EXERCISE:
Go through the entries and count the lines with the string "writing" in them. Give only that number.

SUPPLIED DATA:
┄┄┄┄┄┄

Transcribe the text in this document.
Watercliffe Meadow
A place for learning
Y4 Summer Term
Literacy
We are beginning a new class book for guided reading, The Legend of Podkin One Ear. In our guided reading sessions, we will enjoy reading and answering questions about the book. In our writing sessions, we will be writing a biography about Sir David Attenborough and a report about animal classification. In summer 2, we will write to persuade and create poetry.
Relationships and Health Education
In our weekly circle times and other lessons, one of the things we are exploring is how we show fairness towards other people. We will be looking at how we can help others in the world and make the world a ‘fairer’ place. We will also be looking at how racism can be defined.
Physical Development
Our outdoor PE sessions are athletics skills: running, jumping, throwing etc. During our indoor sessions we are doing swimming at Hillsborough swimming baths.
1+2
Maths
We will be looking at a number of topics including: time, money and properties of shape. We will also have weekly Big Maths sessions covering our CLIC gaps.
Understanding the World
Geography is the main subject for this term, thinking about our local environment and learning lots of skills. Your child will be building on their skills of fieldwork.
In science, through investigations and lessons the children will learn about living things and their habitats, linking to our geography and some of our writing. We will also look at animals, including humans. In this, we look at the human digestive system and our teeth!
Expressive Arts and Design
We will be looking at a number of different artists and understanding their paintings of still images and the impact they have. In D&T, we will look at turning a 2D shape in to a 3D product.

┄┄┄┄┄┄

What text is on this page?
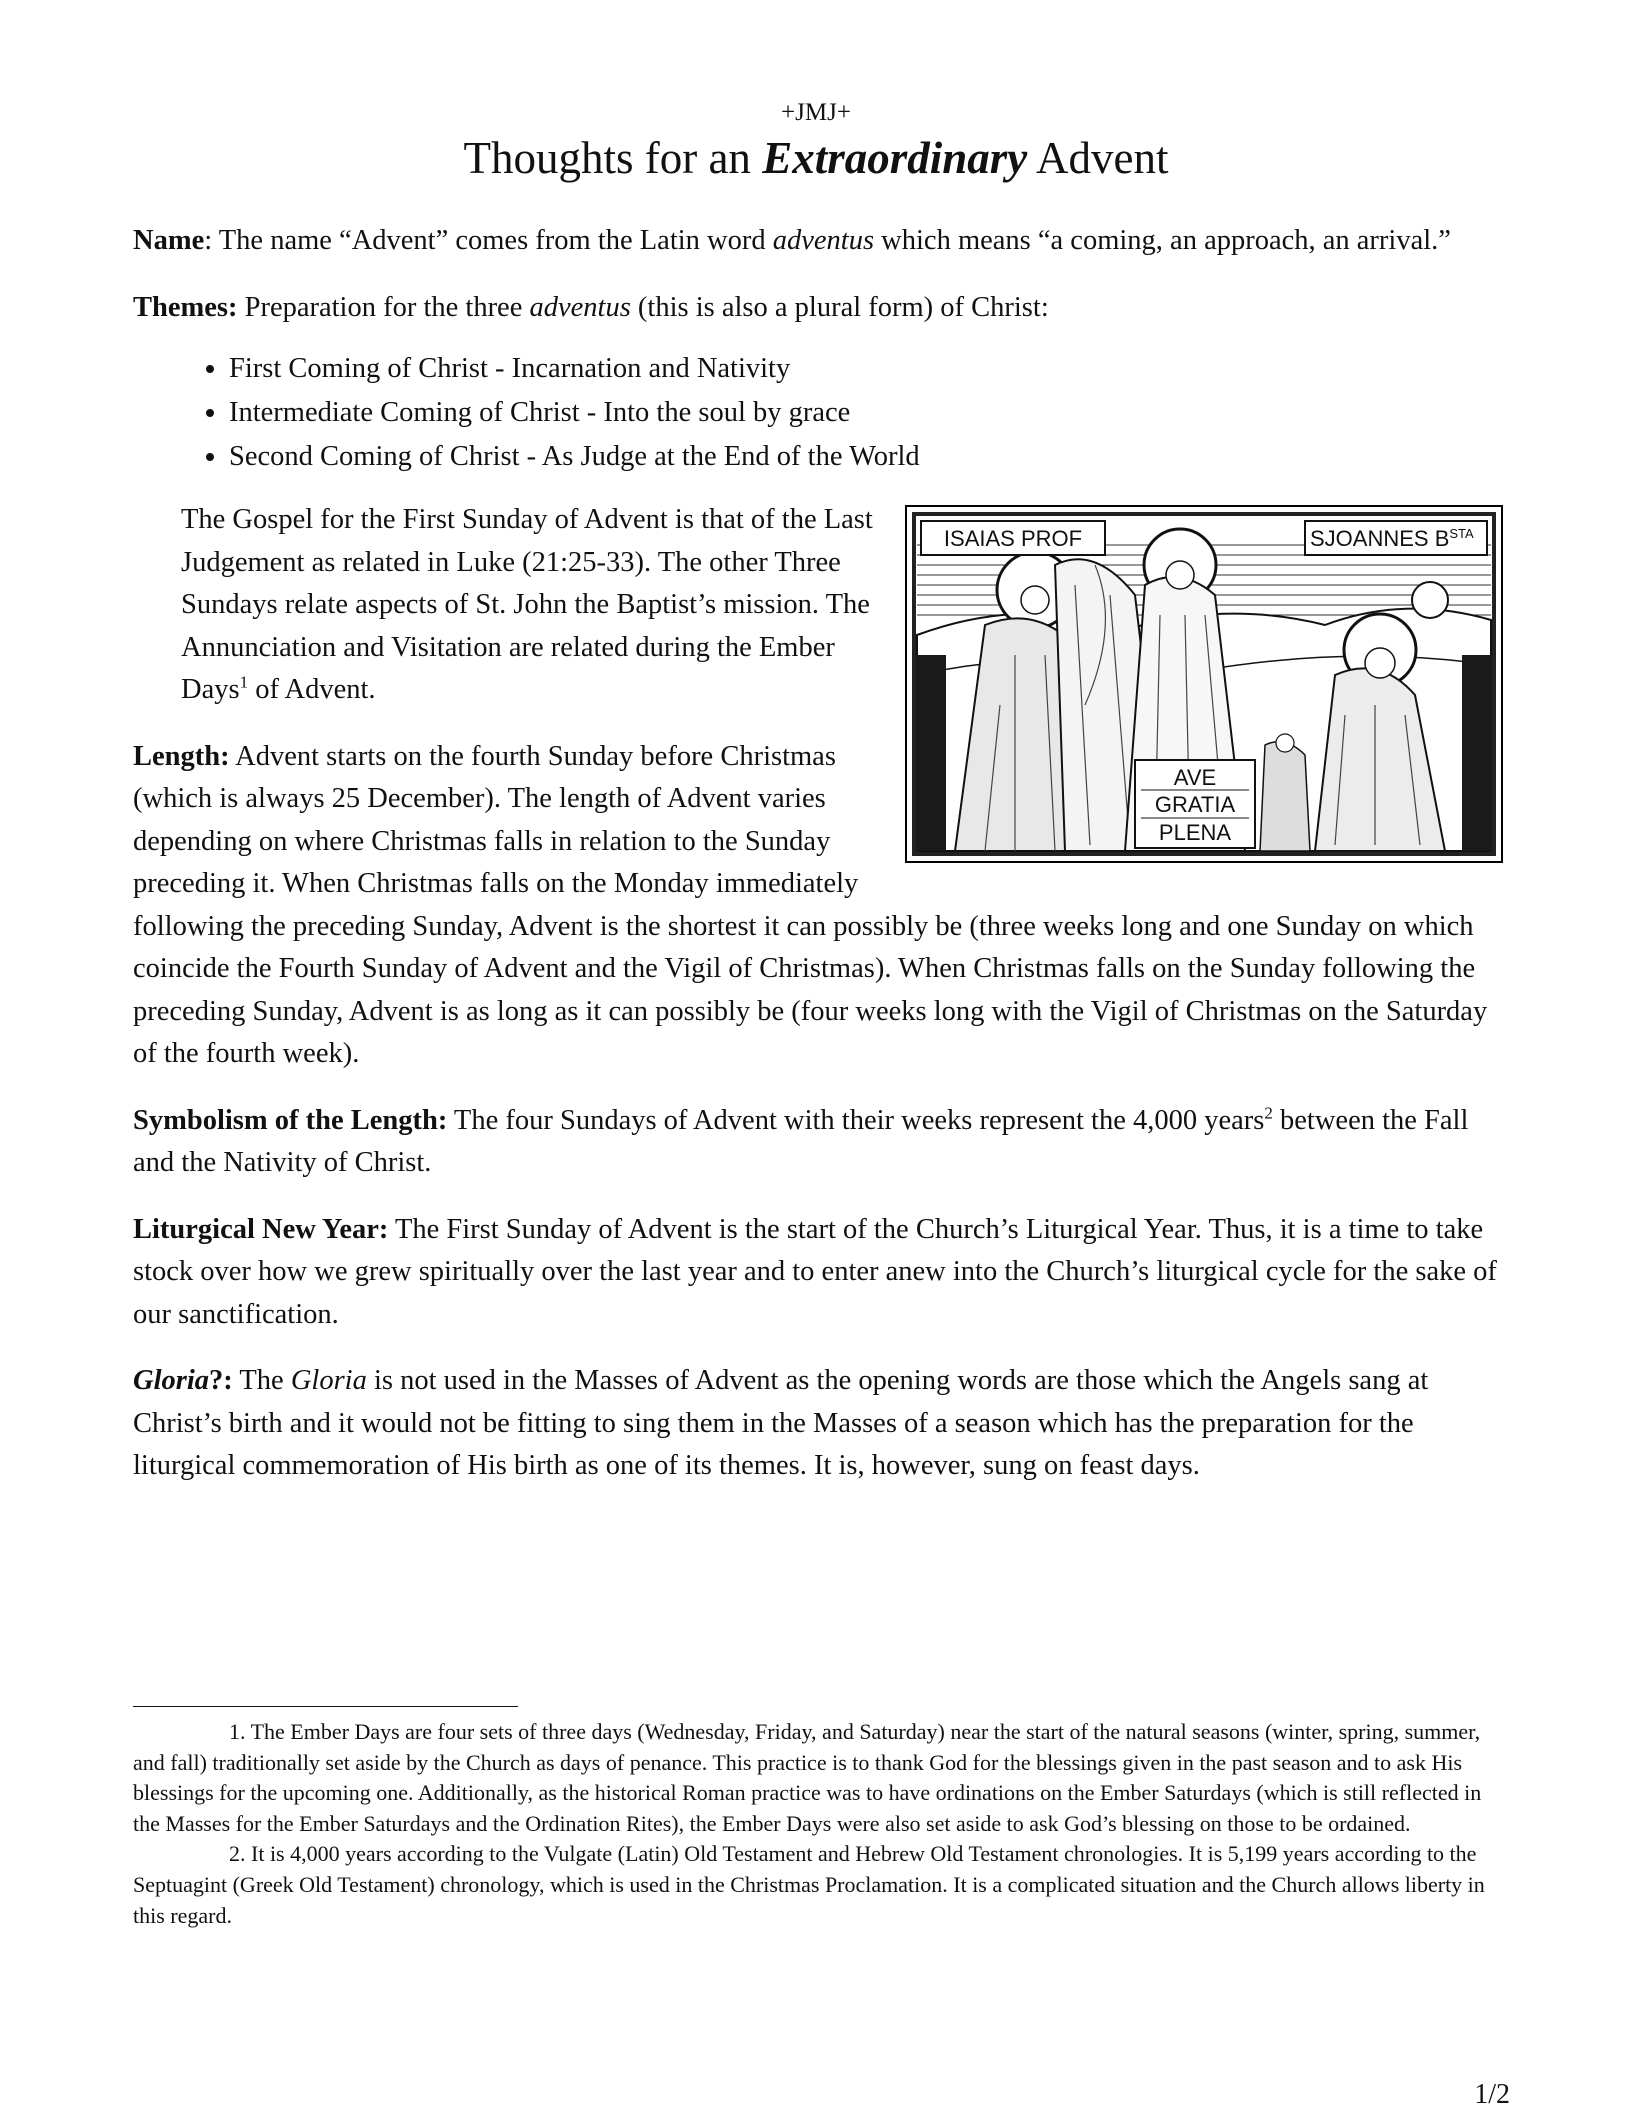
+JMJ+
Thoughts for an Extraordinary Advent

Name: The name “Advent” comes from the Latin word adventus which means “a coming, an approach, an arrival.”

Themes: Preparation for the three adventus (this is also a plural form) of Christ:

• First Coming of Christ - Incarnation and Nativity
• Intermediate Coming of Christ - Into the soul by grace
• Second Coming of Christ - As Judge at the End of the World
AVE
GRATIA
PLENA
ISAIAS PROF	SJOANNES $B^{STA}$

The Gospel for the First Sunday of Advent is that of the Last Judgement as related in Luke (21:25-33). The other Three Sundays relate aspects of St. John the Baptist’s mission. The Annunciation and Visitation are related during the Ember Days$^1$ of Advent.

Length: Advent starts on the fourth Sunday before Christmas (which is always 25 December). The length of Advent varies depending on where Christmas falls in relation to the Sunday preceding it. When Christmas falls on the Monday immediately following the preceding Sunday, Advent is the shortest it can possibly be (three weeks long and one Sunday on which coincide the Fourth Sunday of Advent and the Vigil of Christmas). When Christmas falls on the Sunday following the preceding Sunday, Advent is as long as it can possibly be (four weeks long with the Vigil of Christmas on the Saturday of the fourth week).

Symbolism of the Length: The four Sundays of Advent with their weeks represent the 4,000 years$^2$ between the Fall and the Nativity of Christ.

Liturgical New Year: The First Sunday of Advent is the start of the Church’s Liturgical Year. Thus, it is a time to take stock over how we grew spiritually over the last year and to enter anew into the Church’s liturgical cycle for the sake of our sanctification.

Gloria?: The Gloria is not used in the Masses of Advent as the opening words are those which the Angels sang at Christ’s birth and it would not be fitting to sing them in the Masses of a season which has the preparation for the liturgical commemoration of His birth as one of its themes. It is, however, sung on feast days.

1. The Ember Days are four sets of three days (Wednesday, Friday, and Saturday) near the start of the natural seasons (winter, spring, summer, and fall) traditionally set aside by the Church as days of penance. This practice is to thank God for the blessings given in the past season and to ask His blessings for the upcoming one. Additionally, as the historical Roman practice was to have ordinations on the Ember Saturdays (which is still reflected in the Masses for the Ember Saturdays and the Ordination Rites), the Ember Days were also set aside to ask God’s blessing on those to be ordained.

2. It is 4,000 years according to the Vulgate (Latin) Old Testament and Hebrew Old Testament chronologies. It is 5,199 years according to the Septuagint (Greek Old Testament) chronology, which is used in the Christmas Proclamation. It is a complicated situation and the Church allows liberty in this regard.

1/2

┄┄┄┄┄┄

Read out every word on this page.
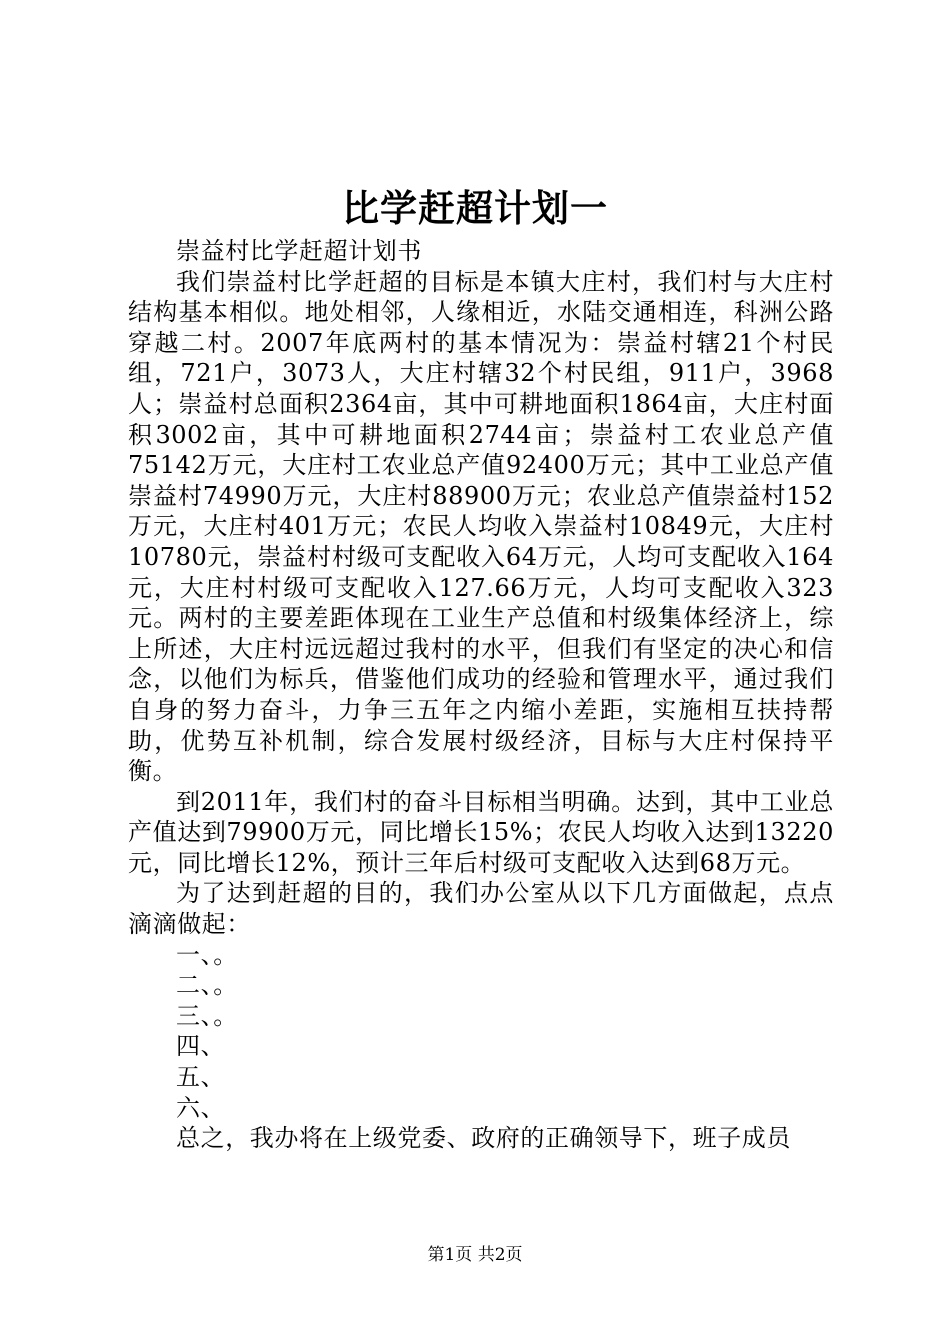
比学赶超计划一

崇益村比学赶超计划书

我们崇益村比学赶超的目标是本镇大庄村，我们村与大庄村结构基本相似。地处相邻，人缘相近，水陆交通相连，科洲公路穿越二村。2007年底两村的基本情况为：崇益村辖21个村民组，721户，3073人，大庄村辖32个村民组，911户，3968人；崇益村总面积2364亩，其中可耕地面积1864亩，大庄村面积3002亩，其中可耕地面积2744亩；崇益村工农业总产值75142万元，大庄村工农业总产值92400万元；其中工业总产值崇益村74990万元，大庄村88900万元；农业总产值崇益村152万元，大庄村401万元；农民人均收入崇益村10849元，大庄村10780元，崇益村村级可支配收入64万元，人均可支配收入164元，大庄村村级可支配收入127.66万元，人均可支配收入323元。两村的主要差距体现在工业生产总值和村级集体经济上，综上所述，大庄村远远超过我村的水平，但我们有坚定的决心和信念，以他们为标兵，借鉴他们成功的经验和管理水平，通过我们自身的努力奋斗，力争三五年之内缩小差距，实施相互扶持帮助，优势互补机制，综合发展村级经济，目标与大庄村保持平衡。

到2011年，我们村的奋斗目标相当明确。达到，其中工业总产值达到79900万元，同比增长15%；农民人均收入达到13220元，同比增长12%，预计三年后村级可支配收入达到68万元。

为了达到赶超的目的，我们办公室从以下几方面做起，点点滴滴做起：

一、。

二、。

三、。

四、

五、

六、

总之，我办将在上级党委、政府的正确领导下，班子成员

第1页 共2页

┄┄┄┄┄┄

RESULT OF THE EXERCISE:
2